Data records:

★ ★ ★ ★

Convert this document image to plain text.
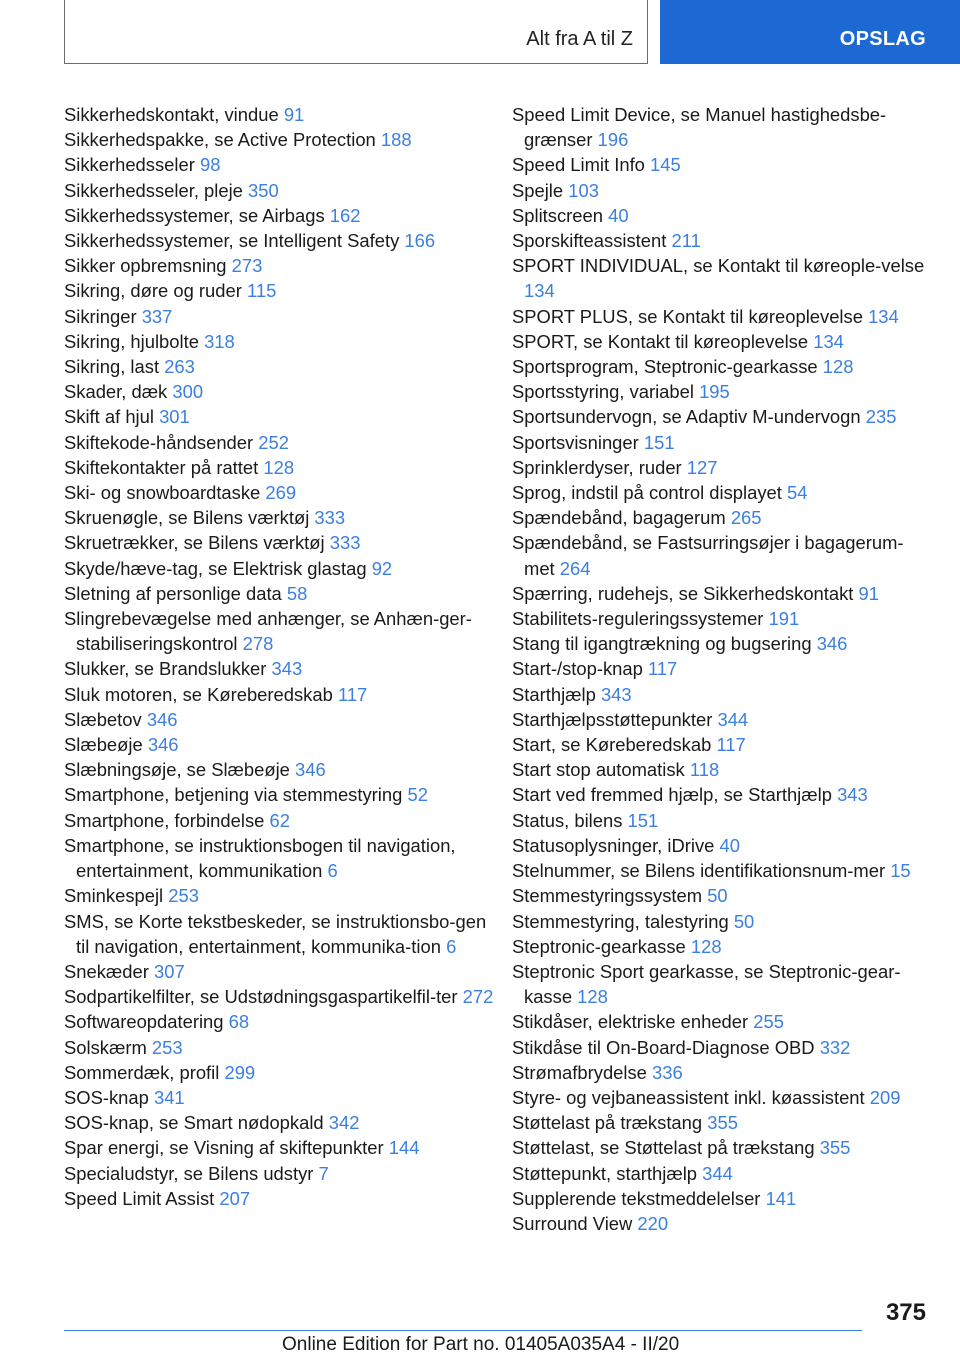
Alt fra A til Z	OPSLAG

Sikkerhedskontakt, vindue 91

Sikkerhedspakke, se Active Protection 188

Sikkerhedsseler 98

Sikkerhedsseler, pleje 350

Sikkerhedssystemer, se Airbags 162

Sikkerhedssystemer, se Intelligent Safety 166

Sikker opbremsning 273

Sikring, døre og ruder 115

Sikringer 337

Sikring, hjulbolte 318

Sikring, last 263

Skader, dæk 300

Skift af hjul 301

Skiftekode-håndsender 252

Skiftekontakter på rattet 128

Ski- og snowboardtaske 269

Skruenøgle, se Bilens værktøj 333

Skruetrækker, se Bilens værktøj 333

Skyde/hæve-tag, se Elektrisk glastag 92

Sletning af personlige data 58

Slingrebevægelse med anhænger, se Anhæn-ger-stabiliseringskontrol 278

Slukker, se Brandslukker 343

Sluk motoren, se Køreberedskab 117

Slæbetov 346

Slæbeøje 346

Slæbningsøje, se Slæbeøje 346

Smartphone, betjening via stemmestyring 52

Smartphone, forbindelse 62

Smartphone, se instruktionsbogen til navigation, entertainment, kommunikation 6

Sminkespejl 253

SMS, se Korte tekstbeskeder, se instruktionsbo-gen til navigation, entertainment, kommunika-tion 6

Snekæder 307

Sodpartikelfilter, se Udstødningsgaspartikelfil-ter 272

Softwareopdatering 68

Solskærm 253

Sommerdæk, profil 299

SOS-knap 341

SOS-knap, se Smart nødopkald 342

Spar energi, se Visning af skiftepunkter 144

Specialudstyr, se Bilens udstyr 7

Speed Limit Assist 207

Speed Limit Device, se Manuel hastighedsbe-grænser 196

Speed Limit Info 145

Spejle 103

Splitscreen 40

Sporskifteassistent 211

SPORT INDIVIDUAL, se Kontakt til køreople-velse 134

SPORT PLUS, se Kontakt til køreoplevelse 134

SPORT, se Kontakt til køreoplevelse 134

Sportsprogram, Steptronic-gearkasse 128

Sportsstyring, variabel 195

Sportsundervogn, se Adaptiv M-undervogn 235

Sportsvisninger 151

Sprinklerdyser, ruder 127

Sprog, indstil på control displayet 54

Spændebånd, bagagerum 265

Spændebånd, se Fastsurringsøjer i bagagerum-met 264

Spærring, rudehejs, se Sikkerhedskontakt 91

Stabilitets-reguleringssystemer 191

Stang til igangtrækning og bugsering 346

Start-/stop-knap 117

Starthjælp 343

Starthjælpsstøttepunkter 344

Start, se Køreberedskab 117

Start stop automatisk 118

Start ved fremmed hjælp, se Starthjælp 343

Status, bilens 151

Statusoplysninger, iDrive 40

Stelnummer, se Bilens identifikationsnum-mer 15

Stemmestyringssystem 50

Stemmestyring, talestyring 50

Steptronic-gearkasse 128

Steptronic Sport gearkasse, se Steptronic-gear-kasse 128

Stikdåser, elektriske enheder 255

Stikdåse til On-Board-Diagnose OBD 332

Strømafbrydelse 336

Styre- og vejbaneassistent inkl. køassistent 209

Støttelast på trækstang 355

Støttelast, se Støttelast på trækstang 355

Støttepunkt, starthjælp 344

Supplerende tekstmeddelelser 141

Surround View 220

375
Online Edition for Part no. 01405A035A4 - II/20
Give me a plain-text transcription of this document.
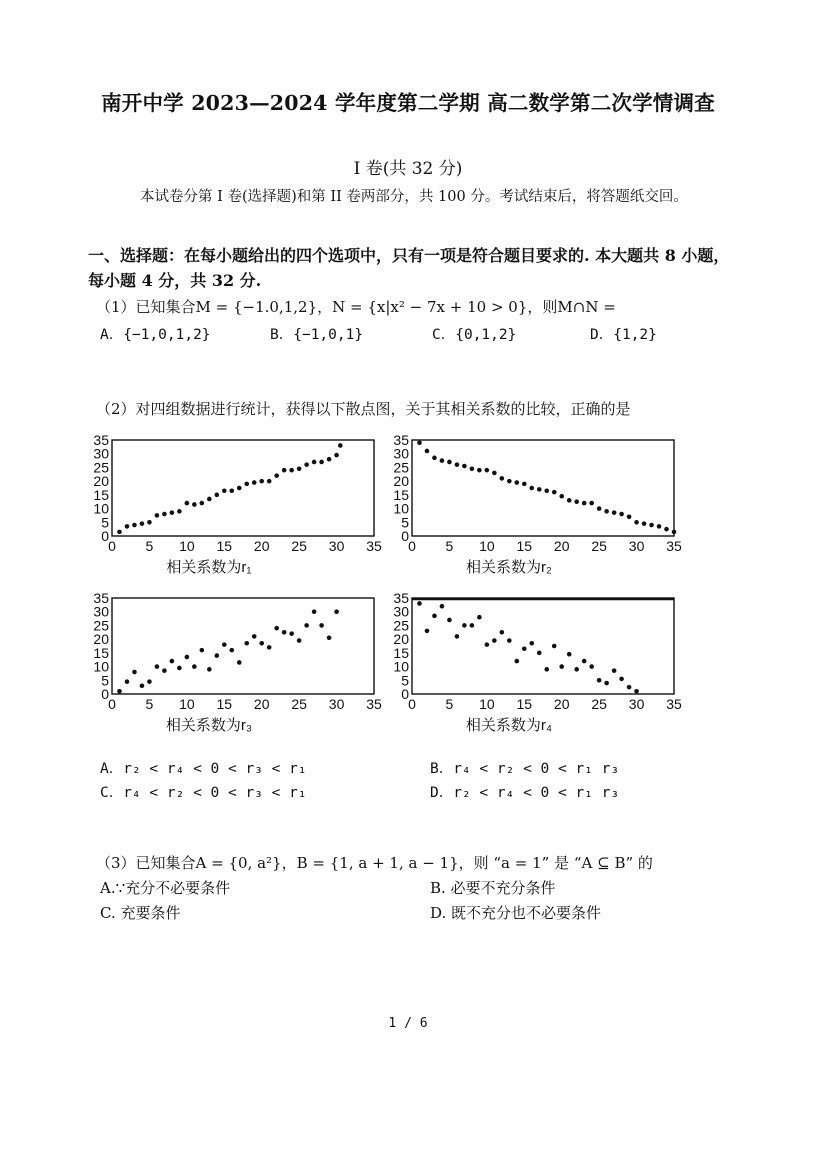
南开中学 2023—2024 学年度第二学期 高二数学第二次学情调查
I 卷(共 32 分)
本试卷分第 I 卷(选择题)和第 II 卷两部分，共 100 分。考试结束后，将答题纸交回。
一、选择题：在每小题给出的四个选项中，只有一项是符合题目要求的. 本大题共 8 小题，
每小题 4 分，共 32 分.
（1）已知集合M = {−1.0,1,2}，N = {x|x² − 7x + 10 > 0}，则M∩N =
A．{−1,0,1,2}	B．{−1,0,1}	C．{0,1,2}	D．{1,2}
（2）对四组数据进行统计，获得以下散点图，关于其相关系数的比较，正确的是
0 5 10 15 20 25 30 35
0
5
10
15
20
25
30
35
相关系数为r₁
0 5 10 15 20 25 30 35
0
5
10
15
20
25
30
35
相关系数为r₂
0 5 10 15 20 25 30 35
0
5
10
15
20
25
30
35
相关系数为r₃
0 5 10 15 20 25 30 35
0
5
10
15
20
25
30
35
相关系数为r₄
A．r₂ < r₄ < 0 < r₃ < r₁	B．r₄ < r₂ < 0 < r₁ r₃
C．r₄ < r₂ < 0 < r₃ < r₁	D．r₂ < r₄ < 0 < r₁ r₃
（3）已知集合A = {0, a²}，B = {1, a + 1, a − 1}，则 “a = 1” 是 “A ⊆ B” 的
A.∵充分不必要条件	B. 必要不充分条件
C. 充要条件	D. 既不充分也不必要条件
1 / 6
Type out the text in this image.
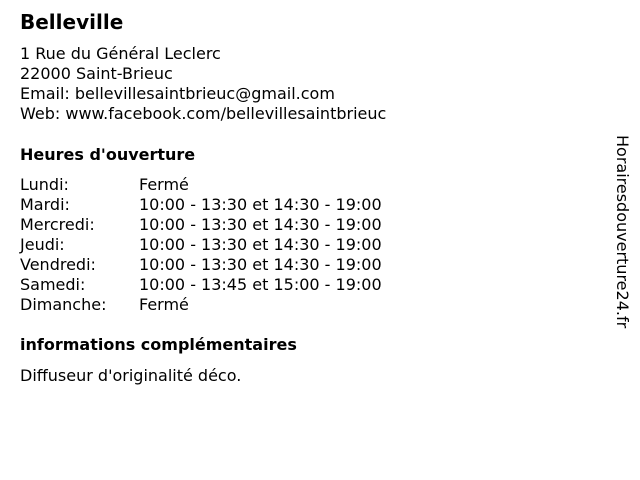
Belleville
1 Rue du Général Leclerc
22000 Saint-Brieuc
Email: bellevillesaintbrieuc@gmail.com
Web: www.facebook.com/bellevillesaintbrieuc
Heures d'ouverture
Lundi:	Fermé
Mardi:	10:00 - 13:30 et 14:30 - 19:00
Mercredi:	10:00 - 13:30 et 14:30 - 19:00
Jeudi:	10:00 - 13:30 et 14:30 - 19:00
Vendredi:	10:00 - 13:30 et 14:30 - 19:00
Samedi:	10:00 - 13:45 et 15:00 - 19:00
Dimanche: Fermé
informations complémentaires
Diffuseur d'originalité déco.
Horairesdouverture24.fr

★ ★ ★ ★

TASK STATEMENT: Except for the pictures, reproduce every line exactly.

WRITTEN ANSWER:
Convert this document image to plain text.
Alt fra A til Z	OPSLAG

Sikkerhedskontakt, vindue 91

Sikkerhedspakke, se Active Protection 188

Sikkerhedsseler 98

Sikkerhedsseler, pleje 350

Sikkerhedssystemer, se Airbags 162

Sikkerhedssystemer, se Intelligent Safety 166

Sikker opbremsning 273

Sikring, døre og ruder 115

Sikringer 337

Sikring, hjulbolte 318

Sikring, last 263

Skader, dæk 300

Skift af hjul 301

Skiftekode-håndsender 252

Skiftekontakter på rattet 128

Ski- og snowboardtaske 269

Skruenøgle, se Bilens værktøj 333

Skruetrækker, se Bilens værktøj 333

Skyde/hæve-tag, se Elektrisk glastag 92

Sletning af personlige data 58

Slingrebevægelse med anhænger, se Anhæn-ger-stabiliseringskontrol 278

Slukker, se Brandslukker 343

Sluk motoren, se Køreberedskab 117

Slæbetov 346

Slæbeøje 346

Slæbningsøje, se Slæbeøje 346

Smartphone, betjening via stemmestyring 52

Smartphone, forbindelse 62

Smartphone, se instruktionsbogen til navigation, entertainment, kommunikation 6

Sminkespejl 253

SMS, se Korte tekstbeskeder, se instruktionsbo-gen til navigation, entertainment, kommunika-tion 6

Snekæder 307

Sodpartikelfilter, se Udstødningsgaspartikelfil-ter 272

Softwareopdatering 68

Solskærm 253

Sommerdæk, profil 299

SOS-knap 341

SOS-knap, se Smart nødopkald 342

Spar energi, se Visning af skiftepunkter 144

Specialudstyr, se Bilens udstyr 7

Speed Limit Assist 207

Speed Limit Device, se Manuel hastighedsbe-grænser 196

Speed Limit Info 145

Spejle 103

Splitscreen 40

Sporskifteassistent 211

SPORT INDIVIDUAL, se Kontakt til køreople-velse 134

SPORT PLUS, se Kontakt til køreoplevelse 134

SPORT, se Kontakt til køreoplevelse 134

Sportsprogram, Steptronic-gearkasse 128

Sportsstyring, variabel 195

Sportsundervogn, se Adaptiv M-undervogn 235

Sportsvisninger 151

Sprinklerdyser, ruder 127

Sprog, indstil på control displayet 54

Spændebånd, bagagerum 265

Spændebånd, se Fastsurringsøjer i bagagerum-met 264

Spærring, rudehejs, se Sikkerhedskontakt 91

Stabilitets-reguleringssystemer 191

Stang til igangtrækning og bugsering 346

Start-/stop-knap 117

Starthjælp 343

Starthjælpsstøttepunkter 344

Start, se Køreberedskab 117

Start stop automatisk 118

Start ved fremmed hjælp, se Starthjælp 343

Status, bilens 151

Statusoplysninger, iDrive 40

Stelnummer, se Bilens identifikationsnum-mer 15

Stemmestyringssystem 50

Stemmestyring, talestyring 50

Steptronic-gearkasse 128

Steptronic Sport gearkasse, se Steptronic-gear-kasse 128

Stikdåser, elektriske enheder 255

Stikdåse til On-Board-Diagnose OBD 332

Strømafbrydelse 336

Styre- og vejbaneassistent inkl. køassistent 209

Støttelast på trækstang 355

Støttelast, se Støttelast på trækstang 355

Støttepunkt, starthjælp 344

Supplerende tekstmeddelelser 141

Surround View 220

375
Online Edition for Part no. 01405A035A4 - II/20
Give me a plain-text transcription of this document.
南开中学 2023—2024 学年度第二学期 高二数学第二次学情调查
I 卷(共 32 分)
本试卷分第 I 卷(选择题)和第 II 卷两部分，共 100 分。考试结束后，将答题纸交回。
一、选择题：在每小题给出的四个选项中，只有一项是符合题目要求的. 本大题共 8 小题，
每小题 4 分，共 32 分.
（1）已知集合M = {−1.0,1,2}，N = {x|x² − 7x + 10 > 0}，则M∩N =
A．{−1,0,1,2}	B．{−1,0,1}	C．{0,1,2}	D．{1,2}
（2）对四组数据进行统计，获得以下散点图，关于其相关系数的比较，正确的是
0 5 10 15 20 25 30 35
0
5
10
15
20
25
30
35
相关系数为r₁
0 5 10 15 20 25 30 35
0
5
10
15
20
25
30
35
相关系数为r₂
0 5 10 15 20 25 30 35
0
5
10
15
20
25
30
35
相关系数为r₃
0 5 10 15 20 25 30 35
0
5
10
15
20
25
30
35
相关系数为r₄
A．r₂ < r₄ < 0 < r₃ < r₁	B．r₄ < r₂ < 0 < r₁ r₃
C．r₄ < r₂ < 0 < r₃ < r₁	D．r₂ < r₄ < 0 < r₁ r₃
（3）已知集合A = {0, a²}，B = {1, a + 1, a − 1}，则 “a = 1” 是 “A ⊆ B” 的
A.∵充分不必要条件	B. 必要不充分条件
C. 充要条件	D. 既不充分也不必要条件
1 / 6
Type out the text in this image.
Belleville
1 Rue du Général Leclerc
22000 Saint-Brieuc
Email: bellevillesaintbrieuc@gmail.com
Web: www.facebook.com/bellevillesaintbrieuc
Heures d'ouverture
Lundi:	Fermé
Mardi:	10:00 - 13:30 et 14:30 - 19:00
Mercredi:	10:00 - 13:30 et 14:30 - 19:00
Jeudi:	10:00 - 13:30 et 14:30 - 19:00
Vendredi:	10:00 - 13:30 et 14:30 - 19:00
Samedi:	10:00 - 13:45 et 15:00 - 19:00
Dimanche: Fermé
informations complémentaires
Diffuseur d'originalité déco.
Horairesdouverture24.fr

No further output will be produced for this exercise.